## [レイアウト注釈レコード]

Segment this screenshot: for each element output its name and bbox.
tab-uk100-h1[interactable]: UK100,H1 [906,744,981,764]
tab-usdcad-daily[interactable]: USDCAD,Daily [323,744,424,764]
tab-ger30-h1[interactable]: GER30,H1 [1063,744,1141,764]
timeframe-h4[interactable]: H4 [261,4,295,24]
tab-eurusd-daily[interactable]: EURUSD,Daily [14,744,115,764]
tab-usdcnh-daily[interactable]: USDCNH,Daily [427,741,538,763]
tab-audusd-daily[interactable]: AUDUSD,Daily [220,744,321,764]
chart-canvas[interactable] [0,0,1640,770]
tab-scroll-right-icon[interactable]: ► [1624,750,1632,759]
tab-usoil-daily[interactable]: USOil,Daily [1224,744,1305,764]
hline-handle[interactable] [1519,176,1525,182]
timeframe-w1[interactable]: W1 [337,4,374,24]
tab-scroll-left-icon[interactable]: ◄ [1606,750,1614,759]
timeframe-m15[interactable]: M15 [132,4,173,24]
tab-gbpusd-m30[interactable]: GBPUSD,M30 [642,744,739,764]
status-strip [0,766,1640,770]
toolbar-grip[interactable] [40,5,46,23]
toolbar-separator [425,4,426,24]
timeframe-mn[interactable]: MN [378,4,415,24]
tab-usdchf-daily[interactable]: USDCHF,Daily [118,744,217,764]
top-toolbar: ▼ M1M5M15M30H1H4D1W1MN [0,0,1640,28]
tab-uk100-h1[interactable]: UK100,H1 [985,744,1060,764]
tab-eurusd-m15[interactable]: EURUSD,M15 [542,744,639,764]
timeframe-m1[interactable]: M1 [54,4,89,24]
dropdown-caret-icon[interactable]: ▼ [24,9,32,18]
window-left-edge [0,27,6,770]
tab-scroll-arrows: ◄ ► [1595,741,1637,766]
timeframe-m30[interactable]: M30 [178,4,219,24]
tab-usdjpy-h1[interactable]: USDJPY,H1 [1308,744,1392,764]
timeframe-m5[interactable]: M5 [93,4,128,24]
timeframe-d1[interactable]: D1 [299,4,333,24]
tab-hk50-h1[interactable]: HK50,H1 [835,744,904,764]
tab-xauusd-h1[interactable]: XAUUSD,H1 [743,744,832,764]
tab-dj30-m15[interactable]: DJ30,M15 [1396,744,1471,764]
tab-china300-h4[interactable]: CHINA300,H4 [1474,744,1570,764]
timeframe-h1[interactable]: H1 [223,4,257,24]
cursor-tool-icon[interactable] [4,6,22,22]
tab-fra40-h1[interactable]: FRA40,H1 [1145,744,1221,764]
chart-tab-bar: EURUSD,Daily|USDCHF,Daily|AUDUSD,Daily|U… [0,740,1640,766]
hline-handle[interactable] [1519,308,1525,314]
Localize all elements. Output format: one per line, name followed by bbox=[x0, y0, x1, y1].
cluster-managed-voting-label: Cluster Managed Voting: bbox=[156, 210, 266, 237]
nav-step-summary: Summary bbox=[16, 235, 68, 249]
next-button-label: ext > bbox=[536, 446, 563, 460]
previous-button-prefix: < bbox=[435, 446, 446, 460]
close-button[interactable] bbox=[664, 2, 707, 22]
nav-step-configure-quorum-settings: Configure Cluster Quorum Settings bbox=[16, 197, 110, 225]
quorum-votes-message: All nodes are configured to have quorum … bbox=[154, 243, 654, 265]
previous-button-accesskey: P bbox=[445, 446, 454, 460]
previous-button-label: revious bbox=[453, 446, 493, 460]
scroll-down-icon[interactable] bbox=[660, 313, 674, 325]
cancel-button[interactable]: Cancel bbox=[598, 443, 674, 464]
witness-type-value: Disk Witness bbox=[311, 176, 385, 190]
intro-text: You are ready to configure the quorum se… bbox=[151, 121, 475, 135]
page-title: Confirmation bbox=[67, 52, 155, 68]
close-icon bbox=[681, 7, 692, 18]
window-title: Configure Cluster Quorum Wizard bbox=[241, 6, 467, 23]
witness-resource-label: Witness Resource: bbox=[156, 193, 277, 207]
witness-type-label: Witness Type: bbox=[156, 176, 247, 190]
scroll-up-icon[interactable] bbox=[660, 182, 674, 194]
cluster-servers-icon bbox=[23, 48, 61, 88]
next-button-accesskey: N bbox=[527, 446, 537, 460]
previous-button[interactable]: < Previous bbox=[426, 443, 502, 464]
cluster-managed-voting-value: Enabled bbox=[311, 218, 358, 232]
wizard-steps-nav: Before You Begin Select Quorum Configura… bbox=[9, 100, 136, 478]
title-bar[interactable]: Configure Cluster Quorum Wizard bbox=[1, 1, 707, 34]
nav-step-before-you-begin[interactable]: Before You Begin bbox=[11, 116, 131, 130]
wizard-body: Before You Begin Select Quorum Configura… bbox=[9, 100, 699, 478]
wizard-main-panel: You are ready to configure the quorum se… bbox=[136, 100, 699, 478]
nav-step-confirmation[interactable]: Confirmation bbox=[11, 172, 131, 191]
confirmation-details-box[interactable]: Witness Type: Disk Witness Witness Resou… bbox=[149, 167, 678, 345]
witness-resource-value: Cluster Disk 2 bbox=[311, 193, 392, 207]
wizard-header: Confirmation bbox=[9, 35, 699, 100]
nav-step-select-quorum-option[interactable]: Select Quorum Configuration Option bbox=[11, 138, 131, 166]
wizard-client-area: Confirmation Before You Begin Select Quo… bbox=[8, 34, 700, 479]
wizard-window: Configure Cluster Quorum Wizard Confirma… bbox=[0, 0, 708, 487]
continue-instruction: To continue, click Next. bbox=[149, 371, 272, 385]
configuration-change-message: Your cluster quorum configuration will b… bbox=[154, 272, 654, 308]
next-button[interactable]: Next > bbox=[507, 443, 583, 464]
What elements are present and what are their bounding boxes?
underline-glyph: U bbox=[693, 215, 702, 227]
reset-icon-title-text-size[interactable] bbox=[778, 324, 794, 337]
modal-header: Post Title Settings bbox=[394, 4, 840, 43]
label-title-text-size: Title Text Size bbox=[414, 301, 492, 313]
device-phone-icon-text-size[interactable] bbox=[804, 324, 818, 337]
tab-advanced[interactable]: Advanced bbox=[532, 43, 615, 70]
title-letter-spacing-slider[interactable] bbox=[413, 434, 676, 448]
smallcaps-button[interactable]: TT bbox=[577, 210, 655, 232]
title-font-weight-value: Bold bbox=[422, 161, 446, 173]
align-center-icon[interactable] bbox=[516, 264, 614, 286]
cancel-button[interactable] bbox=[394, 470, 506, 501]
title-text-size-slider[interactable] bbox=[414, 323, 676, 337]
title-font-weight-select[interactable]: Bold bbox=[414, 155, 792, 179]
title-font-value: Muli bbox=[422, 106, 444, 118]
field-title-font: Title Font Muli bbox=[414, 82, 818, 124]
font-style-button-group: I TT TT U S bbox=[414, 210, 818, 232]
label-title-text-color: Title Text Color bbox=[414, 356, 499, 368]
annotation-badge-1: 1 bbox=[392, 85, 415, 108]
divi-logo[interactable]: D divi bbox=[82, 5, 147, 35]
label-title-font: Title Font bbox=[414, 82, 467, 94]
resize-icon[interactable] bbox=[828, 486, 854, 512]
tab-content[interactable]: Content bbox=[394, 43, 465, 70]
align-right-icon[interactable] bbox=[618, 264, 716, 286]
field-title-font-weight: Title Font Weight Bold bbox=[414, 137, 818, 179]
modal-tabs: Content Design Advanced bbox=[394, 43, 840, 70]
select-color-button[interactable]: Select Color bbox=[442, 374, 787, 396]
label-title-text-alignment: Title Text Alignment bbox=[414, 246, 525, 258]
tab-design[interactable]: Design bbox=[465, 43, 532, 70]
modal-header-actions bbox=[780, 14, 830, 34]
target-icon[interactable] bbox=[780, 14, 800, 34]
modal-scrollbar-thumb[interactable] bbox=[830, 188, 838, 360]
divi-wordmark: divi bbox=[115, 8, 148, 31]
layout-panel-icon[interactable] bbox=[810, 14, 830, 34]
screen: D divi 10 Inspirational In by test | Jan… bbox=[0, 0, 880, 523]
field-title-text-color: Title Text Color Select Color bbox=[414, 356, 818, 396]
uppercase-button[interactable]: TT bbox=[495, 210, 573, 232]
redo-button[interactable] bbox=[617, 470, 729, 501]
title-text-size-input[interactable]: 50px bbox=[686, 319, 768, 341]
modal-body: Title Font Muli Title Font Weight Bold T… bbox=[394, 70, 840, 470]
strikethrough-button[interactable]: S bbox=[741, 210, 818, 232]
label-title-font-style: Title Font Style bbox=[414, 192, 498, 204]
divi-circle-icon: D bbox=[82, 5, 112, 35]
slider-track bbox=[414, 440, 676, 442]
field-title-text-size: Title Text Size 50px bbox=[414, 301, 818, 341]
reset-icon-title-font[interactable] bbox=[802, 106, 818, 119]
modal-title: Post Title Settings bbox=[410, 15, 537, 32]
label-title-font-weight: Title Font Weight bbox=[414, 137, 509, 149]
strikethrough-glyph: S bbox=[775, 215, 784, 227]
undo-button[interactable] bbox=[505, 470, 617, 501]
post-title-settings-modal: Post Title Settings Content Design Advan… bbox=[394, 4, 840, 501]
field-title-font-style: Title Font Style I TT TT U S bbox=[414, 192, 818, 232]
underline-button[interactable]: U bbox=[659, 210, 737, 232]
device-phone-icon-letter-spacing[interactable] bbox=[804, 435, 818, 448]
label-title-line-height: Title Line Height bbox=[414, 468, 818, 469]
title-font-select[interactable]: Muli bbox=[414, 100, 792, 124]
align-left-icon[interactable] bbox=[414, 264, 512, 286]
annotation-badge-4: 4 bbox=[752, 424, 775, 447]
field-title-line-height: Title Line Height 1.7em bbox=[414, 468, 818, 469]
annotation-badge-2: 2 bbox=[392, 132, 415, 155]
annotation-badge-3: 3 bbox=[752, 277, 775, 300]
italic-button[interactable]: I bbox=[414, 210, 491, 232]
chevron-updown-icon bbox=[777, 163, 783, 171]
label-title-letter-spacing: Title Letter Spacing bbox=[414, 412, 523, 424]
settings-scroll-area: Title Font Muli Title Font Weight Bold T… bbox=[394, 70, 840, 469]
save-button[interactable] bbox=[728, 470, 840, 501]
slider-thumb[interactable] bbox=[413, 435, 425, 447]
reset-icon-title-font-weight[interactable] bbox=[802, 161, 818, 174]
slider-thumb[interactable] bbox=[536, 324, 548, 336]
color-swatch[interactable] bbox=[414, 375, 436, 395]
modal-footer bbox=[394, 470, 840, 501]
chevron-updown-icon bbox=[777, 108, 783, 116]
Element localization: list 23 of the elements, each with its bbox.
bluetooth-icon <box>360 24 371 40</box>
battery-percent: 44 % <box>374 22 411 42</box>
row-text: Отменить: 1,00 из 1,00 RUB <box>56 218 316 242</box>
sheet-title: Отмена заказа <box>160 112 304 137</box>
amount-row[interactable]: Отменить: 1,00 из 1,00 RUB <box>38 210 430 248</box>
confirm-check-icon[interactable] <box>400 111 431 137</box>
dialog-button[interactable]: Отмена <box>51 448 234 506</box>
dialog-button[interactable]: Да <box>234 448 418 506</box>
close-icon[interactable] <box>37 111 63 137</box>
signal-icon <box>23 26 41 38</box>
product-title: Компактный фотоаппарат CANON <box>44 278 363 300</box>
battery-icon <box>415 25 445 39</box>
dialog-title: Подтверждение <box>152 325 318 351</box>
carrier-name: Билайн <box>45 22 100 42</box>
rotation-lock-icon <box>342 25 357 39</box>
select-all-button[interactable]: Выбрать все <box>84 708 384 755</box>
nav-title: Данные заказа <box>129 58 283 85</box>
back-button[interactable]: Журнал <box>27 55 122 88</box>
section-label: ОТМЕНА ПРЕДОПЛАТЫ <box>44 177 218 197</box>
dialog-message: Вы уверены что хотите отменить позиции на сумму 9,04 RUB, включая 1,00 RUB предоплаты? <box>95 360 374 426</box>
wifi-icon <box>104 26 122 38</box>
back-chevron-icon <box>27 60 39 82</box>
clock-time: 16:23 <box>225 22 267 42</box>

## [与えられた指示]
項目の冒頭から「tab-gbpusd-m30[interactable]: GBPUSD,M30 [642,744,739,764]」を含む行までを、両端の行も含めて一字一句そのまま再掲すること。

## [以下に解答]
Segment this screenshot: for each element output its name and bbox.
tab-uk100-h1[interactable]: UK100,H1 [906,744,981,764]
tab-usdcad-daily[interactable]: USDCAD,Daily [323,744,424,764]
tab-ger30-h1[interactable]: GER30,H1 [1063,744,1141,764]
timeframe-h4[interactable]: H4 [261,4,295,24]
tab-eurusd-daily[interactable]: EURUSD,Daily [14,744,115,764]
tab-usdcnh-daily[interactable]: USDCNH,Daily [427,741,538,763]
tab-audusd-daily[interactable]: AUDUSD,Daily [220,744,321,764]
chart-canvas[interactable] [0,0,1640,770]
tab-scroll-right-icon[interactable]: ► [1624,750,1632,759]
tab-usoil-daily[interactable]: USOil,Daily [1224,744,1305,764]
hline-handle[interactable] [1519,176,1525,182]
timeframe-w1[interactable]: W1 [337,4,374,24]
tab-scroll-left-icon[interactable]: ◄ [1606,750,1614,759]
timeframe-m15[interactable]: M15 [132,4,173,24]
tab-gbpusd-m30[interactable]: GBPUSD,M30 [642,744,739,764]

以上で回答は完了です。